Task requirements: Bring together all lines of the material below that contain the string "name".
# # #
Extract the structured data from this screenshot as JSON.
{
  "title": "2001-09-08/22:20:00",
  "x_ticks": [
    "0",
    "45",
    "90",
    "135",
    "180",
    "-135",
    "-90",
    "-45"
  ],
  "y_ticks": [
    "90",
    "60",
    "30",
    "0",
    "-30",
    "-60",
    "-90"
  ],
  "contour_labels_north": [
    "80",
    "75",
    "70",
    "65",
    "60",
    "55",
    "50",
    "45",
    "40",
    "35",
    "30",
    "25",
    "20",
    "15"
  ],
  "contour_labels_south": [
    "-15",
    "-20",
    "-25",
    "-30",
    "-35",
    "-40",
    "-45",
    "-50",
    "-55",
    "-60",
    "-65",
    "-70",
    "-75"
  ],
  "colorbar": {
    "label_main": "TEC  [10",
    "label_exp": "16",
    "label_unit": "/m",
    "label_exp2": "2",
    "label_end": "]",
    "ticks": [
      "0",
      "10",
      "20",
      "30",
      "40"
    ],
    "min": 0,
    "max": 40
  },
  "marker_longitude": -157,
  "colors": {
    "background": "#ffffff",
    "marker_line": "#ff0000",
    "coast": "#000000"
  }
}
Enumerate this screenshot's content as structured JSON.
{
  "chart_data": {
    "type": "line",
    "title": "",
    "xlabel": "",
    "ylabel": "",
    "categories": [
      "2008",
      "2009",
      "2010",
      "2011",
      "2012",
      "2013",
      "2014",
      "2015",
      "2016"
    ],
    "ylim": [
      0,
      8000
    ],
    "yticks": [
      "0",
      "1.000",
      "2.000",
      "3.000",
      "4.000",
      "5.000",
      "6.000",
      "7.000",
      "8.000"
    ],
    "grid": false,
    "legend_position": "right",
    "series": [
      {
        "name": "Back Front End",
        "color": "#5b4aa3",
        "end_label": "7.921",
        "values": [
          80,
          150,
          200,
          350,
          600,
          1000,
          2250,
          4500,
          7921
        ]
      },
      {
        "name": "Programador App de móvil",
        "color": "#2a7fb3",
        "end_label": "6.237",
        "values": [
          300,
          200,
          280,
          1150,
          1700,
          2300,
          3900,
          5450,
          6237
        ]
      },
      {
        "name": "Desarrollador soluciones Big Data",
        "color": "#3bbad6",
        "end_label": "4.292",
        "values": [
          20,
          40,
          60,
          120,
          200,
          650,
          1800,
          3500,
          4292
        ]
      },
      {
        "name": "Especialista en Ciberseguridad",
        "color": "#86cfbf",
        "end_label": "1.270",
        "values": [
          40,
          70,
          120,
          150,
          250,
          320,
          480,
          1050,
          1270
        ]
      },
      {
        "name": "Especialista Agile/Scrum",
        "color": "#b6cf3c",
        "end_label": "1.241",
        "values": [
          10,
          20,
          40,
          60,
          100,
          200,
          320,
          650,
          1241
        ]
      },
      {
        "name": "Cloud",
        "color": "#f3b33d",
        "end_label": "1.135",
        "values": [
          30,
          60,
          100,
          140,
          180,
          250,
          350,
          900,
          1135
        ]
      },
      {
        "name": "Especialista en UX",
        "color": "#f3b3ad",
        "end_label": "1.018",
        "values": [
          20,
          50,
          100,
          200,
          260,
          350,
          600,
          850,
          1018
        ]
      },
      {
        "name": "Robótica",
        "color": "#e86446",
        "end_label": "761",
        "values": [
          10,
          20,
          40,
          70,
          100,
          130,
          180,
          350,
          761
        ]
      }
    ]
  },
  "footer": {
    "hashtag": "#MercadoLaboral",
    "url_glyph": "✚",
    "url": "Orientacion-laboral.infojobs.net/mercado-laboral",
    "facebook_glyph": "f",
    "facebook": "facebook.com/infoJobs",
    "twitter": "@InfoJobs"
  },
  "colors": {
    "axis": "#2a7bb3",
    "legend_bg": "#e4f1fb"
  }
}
# # #
Response to the exercise:
        "name": "Back Front End",
        "name": "Programador App de móvil",
        "name": "Desarrollador soluciones Big Data",
        "name": "Especialista en Ciberseguridad",
        "name": "Especialista Agile/Scrum",
        "name": "Cloud",
        "name": "Especialista en UX",
        "name": "Robótica",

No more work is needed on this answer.